◆ **Exercise description**:
Copy the listing verbatim, excluding any images found in it.

:: Records for this exercise

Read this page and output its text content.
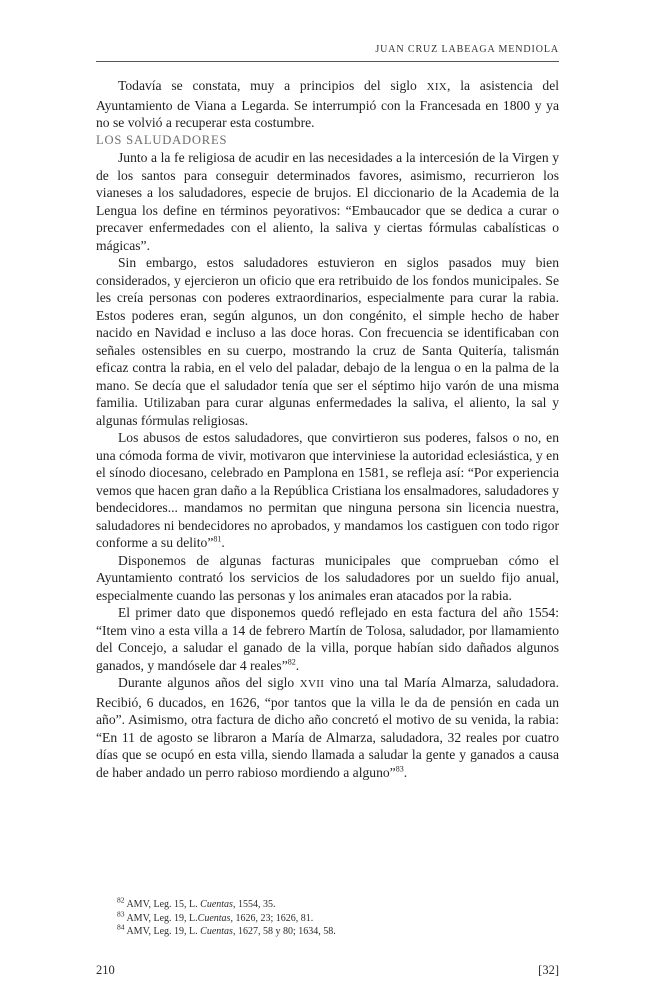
JUAN CRUZ LABEAGA MENDIOLA

Todavía se constata, muy a principios del siglo XIX, la asistencia del Ayuntamiento de Viana a Legarda. Se interrumpió con la Francesada en 1800 y ya no se volvió a recuperar esta costumbre.

LOS SALUDADORES

Junto a la fe religiosa de acudir en las necesidades a la intercesión de la Virgen y de los santos para conseguir determinados favores, asimismo, recurrieron los vianeses a los saludadores, especie de brujos. El diccionario de la Academia de la Lengua los define en términos peyorativos: “Embaucador que se dedica a curar o precaver enfermedades con el aliento, la saliva y ciertas fórmulas cabalísticas o mágicas”.

Sin embargo, estos saludadores estuvieron en siglos pasados muy bien considerados, y ejercieron un oficio que era retribuido de los fondos municipales. Se les creía personas con poderes extraordinarios, especialmente para curar la rabia. Estos poderes eran, según algunos, un don congénito, el simple hecho de haber nacido en Navidad e incluso a las doce horas. Con frecuencia se identificaban con señales ostensibles en su cuerpo, mostrando la cruz de Santa Quitería, talismán eficaz contra la rabia, en el velo del paladar, debajo de la lengua o en la palma de la mano. Se decía que el saludador tenía que ser el séptimo hijo varón de una misma familia. Utilizaban para curar algunas enfermedades la saliva, el aliento, la sal y algunas fórmulas religiosas.

Los abusos de estos saludadores, que convirtieron sus poderes, falsos o no, en una cómoda forma de vivir, motivaron que interviniese la autoridad eclesiástica, y en el sínodo diocesano, celebrado en Pamplona en 1581, se refleja así: “Por experiencia vemos que hacen gran daño a la República Cristiana los ensalmadores, saludadores y bendecidores... mandamos no permitan que ninguna persona sin licencia nuestra, saludadores ni bendecidores no aprobados, y mandamos los castiguen con todo rigor conforme a su delito”$^{81}$.

Disponemos de algunas facturas municipales que comprueban cómo el Ayuntamiento contrató los servicios de los saludadores por un sueldo fijo anual, especialmente cuando las personas y los animales eran atacados por la rabia.

El primer dato que disponemos quedó reflejado en esta factura del año 1554: “Item vino a esta villa a 14 de febrero Martín de Tolosa, saludador, por llamamiento del Concejo, a saludar el ganado de la villa, porque habían sido dañados algunos ganados, y mandósele dar 4 reales”$^{82}$.

Durante algunos años del siglo XVII vino una tal María Almarza, saludadora. Recibió, 6 ducados, en 1626, “por tantos que la villa le da de pensión en cada un año”. Asimismo, otra factura de dicho año concretó el motivo de su venida, la rabia: “En 11 de agosto se libraron a María de Almarza, saludadora, 32 reales por cuatro días que se ocupó en esta villa, siendo llamada a saludar la gente y ganados a causa de haber andado un perro rabioso mordiendo a alguno”$^{83}$.

$^{82}$ AMV, Leg. 15, L. Cuentas, 1554, 35.
$^{83}$ AMV, Leg. 19, L.Cuentas, 1626, 23; 1626, 81.
$^{84}$ AMV, Leg. 19, L. Cuentas, 1627, 58 y 80; 1634, 58.
210	[32]
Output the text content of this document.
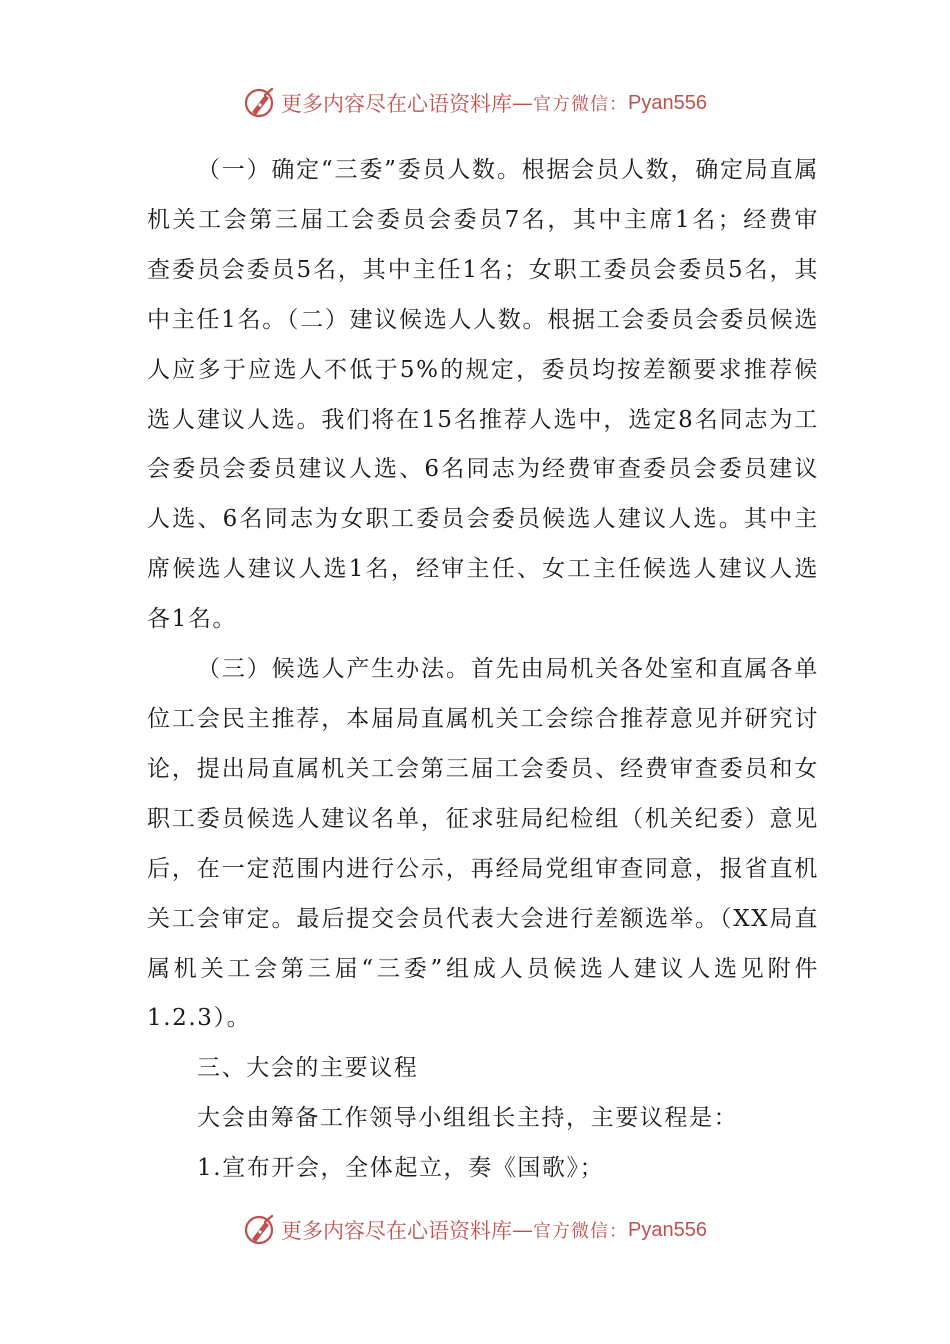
更多内容尽在心语资料库 — 官方微信： Pyan556

（一）确定“三委”委员人数。根据会员人数，确定局直属机关工会第三届工会委员会委员7名，其中主席1名；经费审查委员会委员5名，其中主任1名；女职工委员会委员5名，其中主任1名。（二）建议候选人人数。根据工会委员会委员候选人应多于应选人不低于5%的规定，委员均按差额要求推荐候选人建议人选。我们将在15名推荐人选中，选定8名同志为工会委员会委员建议人选、6名同志为经费审查委员会委员建议人选、6名同志为女职工委员会委员候选人建议人选。其中主席候选人建议人选1名，经审主任、女工主任候选人建议人选各1名。

（三）候选人产生办法。首先由局机关各处室和直属各单位工会民主推荐，本届局直属机关工会综合推荐意见并研究讨论，提出局直属机关工会第三届工会委员、经费审查委员和女职工委员候选人建议名单，征求驻局纪检组（机关纪委）意见后，在一定范围内进行公示，再经局党组审查同意，报省直机关工会审定。最后提交会员代表大会进行差额选举。（XX局直属机关工会第三届“三委”组成人员候选人建议人选见附件1.2.3）。

三、大会的主要议程

大会由筹备工作领导小组组长主持，主要议程是：

1.宣布开会，全体起立，奏《国歌》；

更多内容尽在心语资料库 — 官方微信： Pyan556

::::

◆ **Response to this task**:
Read this page and output its text content.
JUAN CRUZ LABEAGA MENDIOLA

Todavía se constata, muy a principios del siglo XIX, la asistencia del Ayuntamiento de Viana a Legarda. Se interrumpió con la Francesada en 1800 y ya no se volvió a recuperar esta costumbre.

LOS SALUDADORES

Junto a la fe religiosa de acudir en las necesidades a la intercesión de la Virgen y de los santos para conseguir determinados favores, asimismo, recurrieron los vianeses a los saludadores, especie de brujos. El diccionario de la Academia de la Lengua los define en términos peyorativos: “Embaucador que se dedica a curar o precaver enfermedades con el aliento, la saliva y ciertas fórmulas cabalísticas o mágicas”.

Sin embargo, estos saludadores estuvieron en siglos pasados muy bien considerados, y ejercieron un oficio que era retribuido de los fondos municipales. Se les creía personas con poderes extraordinarios, especialmente para curar la rabia. Estos poderes eran, según algunos, un don congénito, el simple hecho de haber nacido en Navidad e incluso a las doce horas. Con frecuencia se identificaban con señales ostensibles en su cuerpo, mostrando la cruz de Santa Quitería, talismán eficaz contra la rabia, en el velo del paladar, debajo de la lengua o en la palma de la mano. Se decía que el saludador tenía que ser el séptimo hijo varón de una misma familia. Utilizaban para curar algunas enfermedades la saliva, el aliento, la sal y algunas fórmulas religiosas.

Los abusos de estos saludadores, que convirtieron sus poderes, falsos o no, en una cómoda forma de vivir, motivaron que interviniese la autoridad eclesiástica, y en el sínodo diocesano, celebrado en Pamplona en 1581, se refleja así: “Por experiencia vemos que hacen gran daño a la República Cristiana los ensalmadores, saludadores y bendecidores... mandamos no permitan que ninguna persona sin licencia nuestra, saludadores ni bendecidores no aprobados, y mandamos los castiguen con todo rigor conforme a su delito”$^{81}$.

Disponemos de algunas facturas municipales que comprueban cómo el Ayuntamiento contrató los servicios de los saludadores por un sueldo fijo anual, especialmente cuando las personas y los animales eran atacados por la rabia.

El primer dato que disponemos quedó reflejado en esta factura del año 1554: “Item vino a esta villa a 14 de febrero Martín de Tolosa, saludador, por llamamiento del Concejo, a saludar el ganado de la villa, porque habían sido dañados algunos ganados, y mandósele dar 4 reales”$^{82}$.

Durante algunos años del siglo XVII vino una tal María Almarza, saludadora. Recibió, 6 ducados, en 1626, “por tantos que la villa le da de pensión en cada un año”. Asimismo, otra factura de dicho año concretó el motivo de su venida, la rabia: “En 11 de agosto se libraron a María de Almarza, saludadora, 32 reales por cuatro días que se ocupó en esta villa, siendo llamada a saludar la gente y ganados a causa de haber andado un perro rabioso mordiendo a alguno”$^{83}$.

$^{82}$ AMV, Leg. 15, L. Cuentas, 1554, 35.
$^{83}$ AMV, Leg. 19, L.Cuentas, 1626, 23; 1626, 81.
$^{84}$ AMV, Leg. 19, L. Cuentas, 1627, 58 y 80; 1634, 58.
210	[32]
Output the text content of this document.
更多内容尽在心语资料库 — 官方微信： Pyan556

（一）确定“三委”委员人数。根据会员人数，确定局直属机关工会第三届工会委员会委员7名，其中主席1名；经费审查委员会委员5名，其中主任1名；女职工委员会委员5名，其中主任1名。（二）建议候选人人数。根据工会委员会委员候选人应多于应选人不低于5%的规定，委员均按差额要求推荐候选人建议人选。我们将在15名推荐人选中，选定8名同志为工会委员会委员建议人选、6名同志为经费审查委员会委员建议人选、6名同志为女职工委员会委员候选人建议人选。其中主席候选人建议人选1名，经审主任、女工主任候选人建议人选各1名。

（三）候选人产生办法。首先由局机关各处室和直属各单位工会民主推荐，本届局直属机关工会综合推荐意见并研究讨论，提出局直属机关工会第三届工会委员、经费审查委员和女职工委员候选人建议名单，征求驻局纪检组（机关纪委）意见后，在一定范围内进行公示，再经局党组审查同意，报省直机关工会审定。最后提交会员代表大会进行差额选举。（XX局直属机关工会第三届“三委”组成人员候选人建议人选见附件1.2.3）。

三、大会的主要议程

大会由筹备工作领导小组组长主持，主要议程是：

1.宣布开会，全体起立，奏《国歌》；

更多内容尽在心语资料库 — 官方微信： Pyan556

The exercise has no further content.